*Given problem*: Restate, word for word, all of the material shown below.

^^^^^^^^

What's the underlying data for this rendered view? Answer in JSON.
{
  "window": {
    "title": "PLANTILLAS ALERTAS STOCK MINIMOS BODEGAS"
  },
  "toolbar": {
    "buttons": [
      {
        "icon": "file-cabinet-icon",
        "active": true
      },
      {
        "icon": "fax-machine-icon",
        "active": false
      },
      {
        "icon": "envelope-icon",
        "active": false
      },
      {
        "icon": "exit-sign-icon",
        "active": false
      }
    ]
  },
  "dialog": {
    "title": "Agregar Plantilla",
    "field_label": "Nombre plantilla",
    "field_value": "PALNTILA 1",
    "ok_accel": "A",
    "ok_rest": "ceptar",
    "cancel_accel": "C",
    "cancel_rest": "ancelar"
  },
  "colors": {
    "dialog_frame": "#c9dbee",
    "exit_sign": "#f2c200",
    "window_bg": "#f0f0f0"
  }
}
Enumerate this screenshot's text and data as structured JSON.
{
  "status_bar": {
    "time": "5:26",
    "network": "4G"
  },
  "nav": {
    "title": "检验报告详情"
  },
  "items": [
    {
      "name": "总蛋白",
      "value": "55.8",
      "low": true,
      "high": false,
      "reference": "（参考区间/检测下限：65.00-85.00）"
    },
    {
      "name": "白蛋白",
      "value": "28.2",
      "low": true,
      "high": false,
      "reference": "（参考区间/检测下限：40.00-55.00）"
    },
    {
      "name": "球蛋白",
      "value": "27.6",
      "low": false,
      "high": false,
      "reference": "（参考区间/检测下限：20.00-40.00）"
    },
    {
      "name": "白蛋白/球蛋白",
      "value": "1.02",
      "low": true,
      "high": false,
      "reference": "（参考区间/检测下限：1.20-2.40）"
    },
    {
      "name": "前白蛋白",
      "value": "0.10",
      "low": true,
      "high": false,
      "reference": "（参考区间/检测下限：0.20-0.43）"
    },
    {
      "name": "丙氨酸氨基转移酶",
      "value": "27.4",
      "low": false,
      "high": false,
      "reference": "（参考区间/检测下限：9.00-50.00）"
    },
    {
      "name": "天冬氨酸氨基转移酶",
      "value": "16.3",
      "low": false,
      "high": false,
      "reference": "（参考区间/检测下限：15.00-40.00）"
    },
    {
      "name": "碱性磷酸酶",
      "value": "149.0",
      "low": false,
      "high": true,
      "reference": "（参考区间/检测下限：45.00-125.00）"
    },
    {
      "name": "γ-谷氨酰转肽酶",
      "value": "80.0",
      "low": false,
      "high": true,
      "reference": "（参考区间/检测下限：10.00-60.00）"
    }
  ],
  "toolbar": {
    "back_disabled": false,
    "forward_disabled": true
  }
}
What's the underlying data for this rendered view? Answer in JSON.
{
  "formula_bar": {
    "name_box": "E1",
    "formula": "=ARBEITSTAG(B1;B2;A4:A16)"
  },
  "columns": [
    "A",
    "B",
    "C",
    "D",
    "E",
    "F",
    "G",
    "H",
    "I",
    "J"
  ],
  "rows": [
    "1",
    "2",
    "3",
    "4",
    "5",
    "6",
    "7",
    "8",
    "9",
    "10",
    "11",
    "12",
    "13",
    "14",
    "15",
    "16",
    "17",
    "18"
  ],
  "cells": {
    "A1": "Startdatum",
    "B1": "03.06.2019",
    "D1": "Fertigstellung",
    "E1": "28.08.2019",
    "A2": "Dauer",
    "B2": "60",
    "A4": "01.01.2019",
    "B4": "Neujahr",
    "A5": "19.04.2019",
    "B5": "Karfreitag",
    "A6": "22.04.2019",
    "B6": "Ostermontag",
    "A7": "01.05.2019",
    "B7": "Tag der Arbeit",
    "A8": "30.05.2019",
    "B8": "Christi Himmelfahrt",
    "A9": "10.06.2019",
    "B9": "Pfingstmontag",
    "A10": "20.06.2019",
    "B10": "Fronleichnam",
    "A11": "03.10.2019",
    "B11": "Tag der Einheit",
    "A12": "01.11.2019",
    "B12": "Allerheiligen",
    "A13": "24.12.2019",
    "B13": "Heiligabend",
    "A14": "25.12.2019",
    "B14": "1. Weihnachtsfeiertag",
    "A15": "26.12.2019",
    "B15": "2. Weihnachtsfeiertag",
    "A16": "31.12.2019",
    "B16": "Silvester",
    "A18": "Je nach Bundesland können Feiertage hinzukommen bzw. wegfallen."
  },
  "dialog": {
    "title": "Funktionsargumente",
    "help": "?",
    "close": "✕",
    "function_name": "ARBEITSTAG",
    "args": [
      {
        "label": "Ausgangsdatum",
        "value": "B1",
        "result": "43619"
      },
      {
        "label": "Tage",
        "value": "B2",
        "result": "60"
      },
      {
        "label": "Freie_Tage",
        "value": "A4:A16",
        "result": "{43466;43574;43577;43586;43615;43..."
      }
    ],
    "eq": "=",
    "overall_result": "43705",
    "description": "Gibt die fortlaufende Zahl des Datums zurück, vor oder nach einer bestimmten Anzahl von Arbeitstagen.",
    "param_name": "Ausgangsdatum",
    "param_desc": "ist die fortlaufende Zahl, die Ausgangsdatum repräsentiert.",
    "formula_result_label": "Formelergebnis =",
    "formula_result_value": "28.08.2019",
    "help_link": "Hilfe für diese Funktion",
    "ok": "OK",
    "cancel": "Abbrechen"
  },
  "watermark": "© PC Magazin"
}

^^^^^^^^

*Solution for this task*:
What's the underlying data for this rendered view? Answer in JSON.
{
  "window": {
    "title": "PLANTILLAS ALERTAS STOCK MINIMOS BODEGAS"
  },
  "toolbar": {
    "buttons": [
      {
        "icon": "file-cabinet-icon",
        "active": true
      },
      {
        "icon": "fax-machine-icon",
        "active": false
      },
      {
        "icon": "envelope-icon",
        "active": false
      },
      {
        "icon": "exit-sign-icon",
        "active": false
      }
    ]
  },
  "dialog": {
    "title": "Agregar Plantilla",
    "field_label": "Nombre plantilla",
    "field_value": "PALNTILA 1",
    "ok_accel": "A",
    "ok_rest": "ceptar",
    "cancel_accel": "C",
    "cancel_rest": "ancelar"
  },
  "colors": {
    "dialog_frame": "#c9dbee",
    "exit_sign": "#f2c200",
    "window_bg": "#f0f0f0"
  }
}
Enumerate this screenshot's text and data as structured JSON.
{
  "status_bar": {
    "time": "5:26",
    "network": "4G"
  },
  "nav": {
    "title": "检验报告详情"
  },
  "items": [
    {
      "name": "总蛋白",
      "value": "55.8",
      "low": true,
      "high": false,
      "reference": "（参考区间/检测下限：65.00-85.00）"
    },
    {
      "name": "白蛋白",
      "value": "28.2",
      "low": true,
      "high": false,
      "reference": "（参考区间/检测下限：40.00-55.00）"
    },
    {
      "name": "球蛋白",
      "value": "27.6",
      "low": false,
      "high": false,
      "reference": "（参考区间/检测下限：20.00-40.00）"
    },
    {
      "name": "白蛋白/球蛋白",
      "value": "1.02",
      "low": true,
      "high": false,
      "reference": "（参考区间/检测下限：1.20-2.40）"
    },
    {
      "name": "前白蛋白",
      "value": "0.10",
      "low": true,
      "high": false,
      "reference": "（参考区间/检测下限：0.20-0.43）"
    },
    {
      "name": "丙氨酸氨基转移酶",
      "value": "27.4",
      "low": false,
      "high": false,
      "reference": "（参考区间/检测下限：9.00-50.00）"
    },
    {
      "name": "天冬氨酸氨基转移酶",
      "value": "16.3",
      "low": false,
      "high": false,
      "reference": "（参考区间/检测下限：15.00-40.00）"
    },
    {
      "name": "碱性磷酸酶",
      "value": "149.0",
      "low": false,
      "high": true,
      "reference": "（参考区间/检测下限：45.00-125.00）"
    },
    {
      "name": "γ-谷氨酰转肽酶",
      "value": "80.0",
      "low": false,
      "high": true,
      "reference": "（参考区间/检测下限：10.00-60.00）"
    }
  ],
  "toolbar": {
    "back_disabled": false,
    "forward_disabled": true
  }
}
What's the underlying data for this rendered view? Answer in JSON.
{
  "formula_bar": {
    "name_box": "E1",
    "formula": "=ARBEITSTAG(B1;B2;A4:A16)"
  },
  "columns": [
    "A",
    "B",
    "C",
    "D",
    "E",
    "F",
    "G",
    "H",
    "I",
    "J"
  ],
  "rows": [
    "1",
    "2",
    "3",
    "4",
    "5",
    "6",
    "7",
    "8",
    "9",
    "10",
    "11",
    "12",
    "13",
    "14",
    "15",
    "16",
    "17",
    "18"
  ],
  "cells": {
    "A1": "Startdatum",
    "B1": "03.06.2019",
    "D1": "Fertigstellung",
    "E1": "28.08.2019",
    "A2": "Dauer",
    "B2": "60",
    "A4": "01.01.2019",
    "B4": "Neujahr",
    "A5": "19.04.2019",
    "B5": "Karfreitag",
    "A6": "22.04.2019",
    "B6": "Ostermontag",
    "A7": "01.05.2019",
    "B7": "Tag der Arbeit",
    "A8": "30.05.2019",
    "B8": "Christi Himmelfahrt",
    "A9": "10.06.2019",
    "B9": "Pfingstmontag",
    "A10": "20.06.2019",
    "B10": "Fronleichnam",
    "A11": "03.10.2019",
    "B11": "Tag der Einheit",
    "A12": "01.11.2019",
    "B12": "Allerheiligen",
    "A13": "24.12.2019",
    "B13": "Heiligabend",
    "A14": "25.12.2019",
    "B14": "1. Weihnachtsfeiertag",
    "A15": "26.12.2019",
    "B15": "2. Weihnachtsfeiertag",
    "A16": "31.12.2019",
    "B16": "Silvester",
    "A18": "Je nach Bundesland können Feiertage hinzukommen bzw. wegfallen."
  },
  "dialog": {
    "title": "Funktionsargumente",
    "help": "?",
    "close": "✕",
    "function_name": "ARBEITSTAG",
    "args": [
      {
        "label": "Ausgangsdatum",
        "value": "B1",
        "result": "43619"
      },
      {
        "label": "Tage",
        "value": "B2",
        "result": "60"
      },
      {
        "label": "Freie_Tage",
        "value": "A4:A16",
        "result": "{43466;43574;43577;43586;43615;43..."
      }
    ],
    "eq": "=",
    "overall_result": "43705",
    "description": "Gibt die fortlaufende Zahl des Datums zurück, vor oder nach einer bestimmten Anzahl von Arbeitstagen.",
    "param_name": "Ausgangsdatum",
    "param_desc": "ist die fortlaufende Zahl, die Ausgangsdatum repräsentiert.",
    "formula_result_label": "Formelergebnis =",
    "formula_result_value": "28.08.2019",
    "help_link": "Hilfe für diese Funktion",
    "ok": "OK",
    "cancel": "Abbrechen"
  },
  "watermark": "© PC Magazin"
}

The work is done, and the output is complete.